---------- INPUT RECORDS ----------

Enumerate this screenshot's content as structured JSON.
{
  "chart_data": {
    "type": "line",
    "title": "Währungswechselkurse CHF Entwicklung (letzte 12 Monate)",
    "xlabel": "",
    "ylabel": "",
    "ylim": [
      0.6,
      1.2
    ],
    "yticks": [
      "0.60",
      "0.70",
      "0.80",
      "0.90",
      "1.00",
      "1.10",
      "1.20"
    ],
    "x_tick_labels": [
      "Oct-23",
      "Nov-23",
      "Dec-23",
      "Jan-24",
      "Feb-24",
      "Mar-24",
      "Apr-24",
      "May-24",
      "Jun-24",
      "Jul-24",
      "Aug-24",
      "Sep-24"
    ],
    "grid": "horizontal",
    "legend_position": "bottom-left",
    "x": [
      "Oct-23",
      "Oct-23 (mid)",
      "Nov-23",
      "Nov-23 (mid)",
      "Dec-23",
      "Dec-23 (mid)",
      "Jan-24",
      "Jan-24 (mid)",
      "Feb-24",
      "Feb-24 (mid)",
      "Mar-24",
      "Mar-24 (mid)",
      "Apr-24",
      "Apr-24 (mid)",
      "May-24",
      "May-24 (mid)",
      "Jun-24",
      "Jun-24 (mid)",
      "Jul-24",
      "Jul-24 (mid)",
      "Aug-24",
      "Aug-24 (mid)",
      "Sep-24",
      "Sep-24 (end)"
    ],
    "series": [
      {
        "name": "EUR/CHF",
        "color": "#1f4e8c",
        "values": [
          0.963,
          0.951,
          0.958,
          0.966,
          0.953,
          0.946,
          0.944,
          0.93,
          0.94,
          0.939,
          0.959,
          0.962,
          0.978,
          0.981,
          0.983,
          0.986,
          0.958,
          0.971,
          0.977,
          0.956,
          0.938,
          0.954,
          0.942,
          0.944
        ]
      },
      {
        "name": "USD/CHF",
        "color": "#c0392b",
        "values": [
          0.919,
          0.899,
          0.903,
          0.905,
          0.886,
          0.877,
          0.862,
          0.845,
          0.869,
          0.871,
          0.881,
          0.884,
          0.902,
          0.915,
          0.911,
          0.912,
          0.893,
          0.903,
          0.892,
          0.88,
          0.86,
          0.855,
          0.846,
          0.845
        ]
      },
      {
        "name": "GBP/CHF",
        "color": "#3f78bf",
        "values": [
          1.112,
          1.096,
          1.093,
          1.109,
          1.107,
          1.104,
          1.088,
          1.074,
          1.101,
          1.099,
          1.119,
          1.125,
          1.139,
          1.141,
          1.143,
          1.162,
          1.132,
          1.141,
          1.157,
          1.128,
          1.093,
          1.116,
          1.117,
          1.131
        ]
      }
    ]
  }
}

----------

Copy each line of the records that contains the word "color".

TASK RESPONSE:
        "color": "#1f4e8c",
        "color": "#c0392b",
        "color": "#3f78bf",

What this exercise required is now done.